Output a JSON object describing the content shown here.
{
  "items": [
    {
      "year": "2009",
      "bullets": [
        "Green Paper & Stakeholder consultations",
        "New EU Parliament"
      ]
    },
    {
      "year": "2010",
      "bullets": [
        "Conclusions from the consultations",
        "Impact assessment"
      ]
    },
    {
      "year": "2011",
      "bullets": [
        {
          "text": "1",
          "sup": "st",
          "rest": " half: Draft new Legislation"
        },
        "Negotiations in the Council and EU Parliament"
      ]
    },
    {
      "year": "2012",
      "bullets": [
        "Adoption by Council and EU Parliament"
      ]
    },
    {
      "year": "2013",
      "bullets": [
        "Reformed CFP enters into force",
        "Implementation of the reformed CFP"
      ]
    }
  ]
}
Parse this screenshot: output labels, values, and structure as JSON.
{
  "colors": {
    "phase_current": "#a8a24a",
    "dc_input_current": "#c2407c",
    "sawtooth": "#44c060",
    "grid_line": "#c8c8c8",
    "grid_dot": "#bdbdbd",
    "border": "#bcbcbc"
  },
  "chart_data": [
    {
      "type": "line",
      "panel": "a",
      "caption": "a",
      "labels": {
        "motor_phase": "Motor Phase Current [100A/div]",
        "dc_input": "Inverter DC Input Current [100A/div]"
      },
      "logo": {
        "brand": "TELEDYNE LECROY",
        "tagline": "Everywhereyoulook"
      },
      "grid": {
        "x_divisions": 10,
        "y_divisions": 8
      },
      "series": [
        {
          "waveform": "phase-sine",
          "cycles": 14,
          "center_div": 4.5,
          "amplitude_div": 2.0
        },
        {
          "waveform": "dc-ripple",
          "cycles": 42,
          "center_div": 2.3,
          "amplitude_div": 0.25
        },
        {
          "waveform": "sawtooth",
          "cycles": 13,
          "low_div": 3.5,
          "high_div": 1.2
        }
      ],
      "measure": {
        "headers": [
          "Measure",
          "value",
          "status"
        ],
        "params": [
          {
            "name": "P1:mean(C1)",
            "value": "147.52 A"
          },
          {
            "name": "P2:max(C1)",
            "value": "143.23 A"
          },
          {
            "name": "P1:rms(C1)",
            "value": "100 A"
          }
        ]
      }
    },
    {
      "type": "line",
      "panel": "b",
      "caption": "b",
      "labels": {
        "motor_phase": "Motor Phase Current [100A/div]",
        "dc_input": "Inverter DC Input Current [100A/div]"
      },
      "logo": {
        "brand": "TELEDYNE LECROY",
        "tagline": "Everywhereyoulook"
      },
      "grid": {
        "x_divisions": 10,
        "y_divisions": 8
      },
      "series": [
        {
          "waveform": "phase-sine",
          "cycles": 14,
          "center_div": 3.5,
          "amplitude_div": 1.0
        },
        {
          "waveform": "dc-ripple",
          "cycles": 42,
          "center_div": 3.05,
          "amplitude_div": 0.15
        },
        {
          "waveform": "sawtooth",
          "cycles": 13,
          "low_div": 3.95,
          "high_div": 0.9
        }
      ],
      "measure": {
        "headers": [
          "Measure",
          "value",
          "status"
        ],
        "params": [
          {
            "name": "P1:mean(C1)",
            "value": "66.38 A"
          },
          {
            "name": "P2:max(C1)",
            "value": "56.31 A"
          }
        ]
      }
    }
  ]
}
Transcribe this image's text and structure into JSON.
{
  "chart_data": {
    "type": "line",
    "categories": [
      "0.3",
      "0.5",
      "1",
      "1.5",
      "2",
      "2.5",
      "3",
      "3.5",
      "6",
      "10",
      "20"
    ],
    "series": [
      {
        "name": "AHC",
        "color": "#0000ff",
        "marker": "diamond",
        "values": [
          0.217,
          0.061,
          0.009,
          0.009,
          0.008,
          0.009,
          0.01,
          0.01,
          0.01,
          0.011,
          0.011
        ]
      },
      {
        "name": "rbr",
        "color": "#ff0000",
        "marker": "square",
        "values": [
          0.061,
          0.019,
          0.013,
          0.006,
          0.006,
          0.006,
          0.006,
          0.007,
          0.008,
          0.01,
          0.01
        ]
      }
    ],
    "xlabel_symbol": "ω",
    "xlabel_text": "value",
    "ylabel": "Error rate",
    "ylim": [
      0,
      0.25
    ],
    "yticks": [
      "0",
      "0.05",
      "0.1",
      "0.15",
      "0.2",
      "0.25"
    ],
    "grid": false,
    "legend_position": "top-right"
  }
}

▶ EXERCISE REQUIREMENTS:
Extract each entry in full, exactly as given.

▶ RESPONSE TO THE TASK:
Output a JSON object describing the content shown here.
{
  "items": [
    {
      "year": "2009",
      "bullets": [
        "Green Paper & Stakeholder consultations",
        "New EU Parliament"
      ]
    },
    {
      "year": "2010",
      "bullets": [
        "Conclusions from the consultations",
        "Impact assessment"
      ]
    },
    {
      "year": "2011",
      "bullets": [
        {
          "text": "1",
          "sup": "st",
          "rest": " half: Draft new Legislation"
        },
        "Negotiations in the Council and EU Parliament"
      ]
    },
    {
      "year": "2012",
      "bullets": [
        "Adoption by Council and EU Parliament"
      ]
    },
    {
      "year": "2013",
      "bullets": [
        "Reformed CFP enters into force",
        "Implementation of the reformed CFP"
      ]
    }
  ]
}
Parse this screenshot: output labels, values, and structure as JSON.
{
  "colors": {
    "phase_current": "#a8a24a",
    "dc_input_current": "#c2407c",
    "sawtooth": "#44c060",
    "grid_line": "#c8c8c8",
    "grid_dot": "#bdbdbd",
    "border": "#bcbcbc"
  },
  "chart_data": [
    {
      "type": "line",
      "panel": "a",
      "caption": "a",
      "labels": {
        "motor_phase": "Motor Phase Current [100A/div]",
        "dc_input": "Inverter DC Input Current [100A/div]"
      },
      "logo": {
        "brand": "TELEDYNE LECROY",
        "tagline": "Everywhereyoulook"
      },
      "grid": {
        "x_divisions": 10,
        "y_divisions": 8
      },
      "series": [
        {
          "waveform": "phase-sine",
          "cycles": 14,
          "center_div": 4.5,
          "amplitude_div": 2.0
        },
        {
          "waveform": "dc-ripple",
          "cycles": 42,
          "center_div": 2.3,
          "amplitude_div": 0.25
        },
        {
          "waveform": "sawtooth",
          "cycles": 13,
          "low_div": 3.5,
          "high_div": 1.2
        }
      ],
      "measure": {
        "headers": [
          "Measure",
          "value",
          "status"
        ],
        "params": [
          {
            "name": "P1:mean(C1)",
            "value": "147.52 A"
          },
          {
            "name": "P2:max(C1)",
            "value": "143.23 A"
          },
          {
            "name": "P1:rms(C1)",
            "value": "100 A"
          }
        ]
      }
    },
    {
      "type": "line",
      "panel": "b",
      "caption": "b",
      "labels": {
        "motor_phase": "Motor Phase Current [100A/div]",
        "dc_input": "Inverter DC Input Current [100A/div]"
      },
      "logo": {
        "brand": "TELEDYNE LECROY",
        "tagline": "Everywhereyoulook"
      },
      "grid": {
        "x_divisions": 10,
        "y_divisions": 8
      },
      "series": [
        {
          "waveform": "phase-sine",
          "cycles": 14,
          "center_div": 3.5,
          "amplitude_div": 1.0
        },
        {
          "waveform": "dc-ripple",
          "cycles": 42,
          "center_div": 3.05,
          "amplitude_div": 0.15
        },
        {
          "waveform": "sawtooth",
          "cycles": 13,
          "low_div": 3.95,
          "high_div": 0.9
        }
      ],
      "measure": {
        "headers": [
          "Measure",
          "value",
          "status"
        ],
        "params": [
          {
            "name": "P1:mean(C1)",
            "value": "66.38 A"
          },
          {
            "name": "P2:max(C1)",
            "value": "56.31 A"
          }
        ]
      }
    }
  ]
}
Transcribe this image's text and structure into JSON.
{
  "chart_data": {
    "type": "line",
    "categories": [
      "0.3",
      "0.5",
      "1",
      "1.5",
      "2",
      "2.5",
      "3",
      "3.5",
      "6",
      "10",
      "20"
    ],
    "series": [
      {
        "name": "AHC",
        "color": "#0000ff",
        "marker": "diamond",
        "values": [
          0.217,
          0.061,
          0.009,
          0.009,
          0.008,
          0.009,
          0.01,
          0.01,
          0.01,
          0.011,
          0.011
        ]
      },
      {
        "name": "rbr",
        "color": "#ff0000",
        "marker": "square",
        "values": [
          0.061,
          0.019,
          0.013,
          0.006,
          0.006,
          0.006,
          0.006,
          0.007,
          0.008,
          0.01,
          0.01
        ]
      }
    ],
    "xlabel_symbol": "ω",
    "xlabel_text": "value",
    "ylabel": "Error rate",
    "ylim": [
      0,
      0.25
    ],
    "yticks": [
      "0",
      "0.05",
      "0.1",
      "0.15",
      "0.2",
      "0.25"
    ],
    "grid": false,
    "legend_position": "top-right"
  }
}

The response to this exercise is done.